### Challenge
Extract the complete data exactly as given.

### Stored rows

○ ○ ○ ○ ○ ○ ○

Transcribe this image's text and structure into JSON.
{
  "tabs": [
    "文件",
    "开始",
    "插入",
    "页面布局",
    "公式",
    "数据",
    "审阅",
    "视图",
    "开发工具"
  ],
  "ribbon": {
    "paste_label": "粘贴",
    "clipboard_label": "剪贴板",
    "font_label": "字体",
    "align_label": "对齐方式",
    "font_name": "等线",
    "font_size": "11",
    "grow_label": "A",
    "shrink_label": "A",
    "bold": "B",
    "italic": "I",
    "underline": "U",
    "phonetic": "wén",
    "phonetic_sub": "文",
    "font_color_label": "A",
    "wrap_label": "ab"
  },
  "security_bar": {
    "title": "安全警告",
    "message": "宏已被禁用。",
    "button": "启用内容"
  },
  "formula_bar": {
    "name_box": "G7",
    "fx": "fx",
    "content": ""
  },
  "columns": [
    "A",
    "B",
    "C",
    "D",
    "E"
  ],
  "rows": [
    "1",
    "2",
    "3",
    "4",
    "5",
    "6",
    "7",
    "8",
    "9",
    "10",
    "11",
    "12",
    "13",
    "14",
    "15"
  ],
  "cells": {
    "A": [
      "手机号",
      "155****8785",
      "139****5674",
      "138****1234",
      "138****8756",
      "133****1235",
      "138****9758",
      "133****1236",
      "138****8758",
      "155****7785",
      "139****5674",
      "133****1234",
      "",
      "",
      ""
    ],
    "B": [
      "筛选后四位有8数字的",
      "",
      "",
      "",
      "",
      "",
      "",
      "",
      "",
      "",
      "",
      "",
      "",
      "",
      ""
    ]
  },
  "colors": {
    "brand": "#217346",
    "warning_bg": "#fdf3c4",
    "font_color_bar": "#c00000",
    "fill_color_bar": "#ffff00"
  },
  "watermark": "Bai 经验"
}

○ ○ ○ ○ ○ ○ ○

### Output of the task
Transcribe this image's text and structure into JSON.
{
  "tabs": [
    "文件",
    "开始",
    "插入",
    "页面布局",
    "公式",
    "数据",
    "审阅",
    "视图",
    "开发工具"
  ],
  "ribbon": {
    "paste_label": "粘贴",
    "clipboard_label": "剪贴板",
    "font_label": "字体",
    "align_label": "对齐方式",
    "font_name": "等线",
    "font_size": "11",
    "grow_label": "A",
    "shrink_label": "A",
    "bold": "B",
    "italic": "I",
    "underline": "U",
    "phonetic": "wén",
    "phonetic_sub": "文",
    "font_color_label": "A",
    "wrap_label": "ab"
  },
  "security_bar": {
    "title": "安全警告",
    "message": "宏已被禁用。",
    "button": "启用内容"
  },
  "formula_bar": {
    "name_box": "G7",
    "fx": "fx",
    "content": ""
  },
  "columns": [
    "A",
    "B",
    "C",
    "D",
    "E"
  ],
  "rows": [
    "1",
    "2",
    "3",
    "4",
    "5",
    "6",
    "7",
    "8",
    "9",
    "10",
    "11",
    "12",
    "13",
    "14",
    "15"
  ],
  "cells": {
    "A": [
      "手机号",
      "155****8785",
      "139****5674",
      "138****1234",
      "138****8756",
      "133****1235",
      "138****9758",
      "133****1236",
      "138****8758",
      "155****7785",
      "139****5674",
      "133****1234",
      "",
      "",
      ""
    ],
    "B": [
      "筛选后四位有8数字的",
      "",
      "",
      "",
      "",
      "",
      "",
      "",
      "",
      "",
      "",
      "",
      "",
      "",
      ""
    ]
  },
  "colors": {
    "brand": "#217346",
    "warning_bg": "#fdf3c4",
    "font_color_bar": "#c00000",
    "fill_color_bar": "#ffff00"
  },
  "watermark": "Bai 经验"
}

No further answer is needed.